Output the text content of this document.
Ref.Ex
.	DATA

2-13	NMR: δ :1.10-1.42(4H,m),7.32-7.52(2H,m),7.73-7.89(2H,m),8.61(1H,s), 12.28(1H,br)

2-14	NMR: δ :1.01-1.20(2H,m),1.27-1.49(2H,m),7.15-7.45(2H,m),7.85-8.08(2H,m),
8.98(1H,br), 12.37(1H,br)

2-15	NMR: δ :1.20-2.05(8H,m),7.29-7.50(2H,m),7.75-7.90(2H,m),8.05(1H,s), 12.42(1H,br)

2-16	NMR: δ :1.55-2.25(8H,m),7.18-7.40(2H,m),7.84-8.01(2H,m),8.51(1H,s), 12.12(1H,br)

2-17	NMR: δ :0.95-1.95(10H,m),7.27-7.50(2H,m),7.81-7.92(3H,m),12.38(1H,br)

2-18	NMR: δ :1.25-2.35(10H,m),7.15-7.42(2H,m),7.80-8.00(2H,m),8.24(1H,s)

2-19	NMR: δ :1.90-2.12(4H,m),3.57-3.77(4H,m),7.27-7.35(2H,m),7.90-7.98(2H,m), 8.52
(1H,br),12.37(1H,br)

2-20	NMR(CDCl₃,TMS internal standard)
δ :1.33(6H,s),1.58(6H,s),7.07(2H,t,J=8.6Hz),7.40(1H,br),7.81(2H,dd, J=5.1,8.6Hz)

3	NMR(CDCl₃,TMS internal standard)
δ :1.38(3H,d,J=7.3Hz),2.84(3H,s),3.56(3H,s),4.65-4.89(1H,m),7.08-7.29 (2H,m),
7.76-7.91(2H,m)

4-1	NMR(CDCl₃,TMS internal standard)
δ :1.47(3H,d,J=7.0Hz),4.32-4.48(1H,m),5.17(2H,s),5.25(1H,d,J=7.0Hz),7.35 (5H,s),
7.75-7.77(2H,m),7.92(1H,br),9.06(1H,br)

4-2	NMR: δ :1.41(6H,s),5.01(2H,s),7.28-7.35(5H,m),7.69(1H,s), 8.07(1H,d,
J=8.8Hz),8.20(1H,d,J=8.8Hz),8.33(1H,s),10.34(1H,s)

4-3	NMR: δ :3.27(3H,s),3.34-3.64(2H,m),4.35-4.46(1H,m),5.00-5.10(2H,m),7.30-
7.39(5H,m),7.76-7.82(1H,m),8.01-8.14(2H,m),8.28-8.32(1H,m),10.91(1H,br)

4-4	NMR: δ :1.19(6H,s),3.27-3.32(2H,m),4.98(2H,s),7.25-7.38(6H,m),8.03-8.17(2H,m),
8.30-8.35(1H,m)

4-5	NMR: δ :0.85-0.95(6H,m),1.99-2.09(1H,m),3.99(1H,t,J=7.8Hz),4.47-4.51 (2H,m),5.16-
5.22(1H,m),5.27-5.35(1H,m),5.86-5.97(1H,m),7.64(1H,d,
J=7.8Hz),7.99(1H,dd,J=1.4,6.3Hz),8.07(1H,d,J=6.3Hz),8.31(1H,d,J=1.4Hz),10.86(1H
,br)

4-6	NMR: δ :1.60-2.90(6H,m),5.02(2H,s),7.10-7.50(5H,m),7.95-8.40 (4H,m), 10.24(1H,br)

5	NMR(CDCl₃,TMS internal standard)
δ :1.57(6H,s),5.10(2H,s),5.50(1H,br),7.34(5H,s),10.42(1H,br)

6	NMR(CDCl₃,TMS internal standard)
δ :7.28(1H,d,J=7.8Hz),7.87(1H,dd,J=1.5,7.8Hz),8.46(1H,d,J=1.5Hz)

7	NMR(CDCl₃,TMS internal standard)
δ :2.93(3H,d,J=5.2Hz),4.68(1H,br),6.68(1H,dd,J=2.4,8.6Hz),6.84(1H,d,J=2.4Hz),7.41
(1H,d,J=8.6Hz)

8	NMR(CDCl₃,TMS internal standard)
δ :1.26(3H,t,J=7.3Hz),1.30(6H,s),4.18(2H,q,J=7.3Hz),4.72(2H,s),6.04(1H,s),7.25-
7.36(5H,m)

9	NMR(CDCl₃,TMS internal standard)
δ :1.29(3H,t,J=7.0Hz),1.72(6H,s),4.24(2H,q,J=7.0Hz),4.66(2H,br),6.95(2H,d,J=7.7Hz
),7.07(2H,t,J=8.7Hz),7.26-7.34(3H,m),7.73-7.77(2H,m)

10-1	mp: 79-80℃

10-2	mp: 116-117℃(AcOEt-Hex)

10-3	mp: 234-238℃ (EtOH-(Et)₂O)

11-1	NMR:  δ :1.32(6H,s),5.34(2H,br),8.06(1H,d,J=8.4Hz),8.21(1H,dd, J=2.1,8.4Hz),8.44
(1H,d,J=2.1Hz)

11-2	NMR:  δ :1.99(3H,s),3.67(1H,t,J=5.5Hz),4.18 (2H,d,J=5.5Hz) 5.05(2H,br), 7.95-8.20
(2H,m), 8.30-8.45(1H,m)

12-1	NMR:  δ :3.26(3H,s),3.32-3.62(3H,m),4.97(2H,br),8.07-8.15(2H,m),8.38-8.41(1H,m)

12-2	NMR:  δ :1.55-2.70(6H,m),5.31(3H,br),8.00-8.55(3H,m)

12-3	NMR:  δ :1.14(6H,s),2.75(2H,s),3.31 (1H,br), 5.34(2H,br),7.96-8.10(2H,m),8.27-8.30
☆ ☆ ☆ ☆ ☆
DO THIS: Of the lines in the material, how many hold the word "standard"? Reply with the number only.

FULL ANSWER: 8